Goal | Identify, in the records below, every line where the string "tendrá" appears, and copy each such line.

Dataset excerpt

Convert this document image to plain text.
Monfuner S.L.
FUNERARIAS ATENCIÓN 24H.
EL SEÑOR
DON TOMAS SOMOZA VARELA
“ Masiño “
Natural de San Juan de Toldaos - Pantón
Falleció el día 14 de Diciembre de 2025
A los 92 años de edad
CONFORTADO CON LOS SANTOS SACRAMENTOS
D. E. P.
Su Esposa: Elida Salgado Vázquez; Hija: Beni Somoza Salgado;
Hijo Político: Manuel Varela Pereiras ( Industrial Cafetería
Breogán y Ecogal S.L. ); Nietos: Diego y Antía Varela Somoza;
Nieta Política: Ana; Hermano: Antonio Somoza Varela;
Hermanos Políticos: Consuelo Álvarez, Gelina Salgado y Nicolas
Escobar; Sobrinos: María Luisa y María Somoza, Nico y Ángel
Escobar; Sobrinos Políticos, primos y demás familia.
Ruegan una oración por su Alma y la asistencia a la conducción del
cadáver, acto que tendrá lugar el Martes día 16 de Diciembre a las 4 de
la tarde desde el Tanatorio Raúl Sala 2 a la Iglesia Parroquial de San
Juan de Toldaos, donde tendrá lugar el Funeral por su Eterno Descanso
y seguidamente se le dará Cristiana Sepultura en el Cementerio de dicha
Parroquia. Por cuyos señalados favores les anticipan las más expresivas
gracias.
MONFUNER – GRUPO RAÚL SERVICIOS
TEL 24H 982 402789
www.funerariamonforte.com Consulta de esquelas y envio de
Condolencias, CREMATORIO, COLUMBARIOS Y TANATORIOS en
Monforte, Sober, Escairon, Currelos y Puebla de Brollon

Exercise solution |
cadáver, acto que tendrá lugar el Martes día 16 de Diciembre a las 4 de
Juan de Toldaos, donde tendrá lugar el Funeral por su Eterno Descanso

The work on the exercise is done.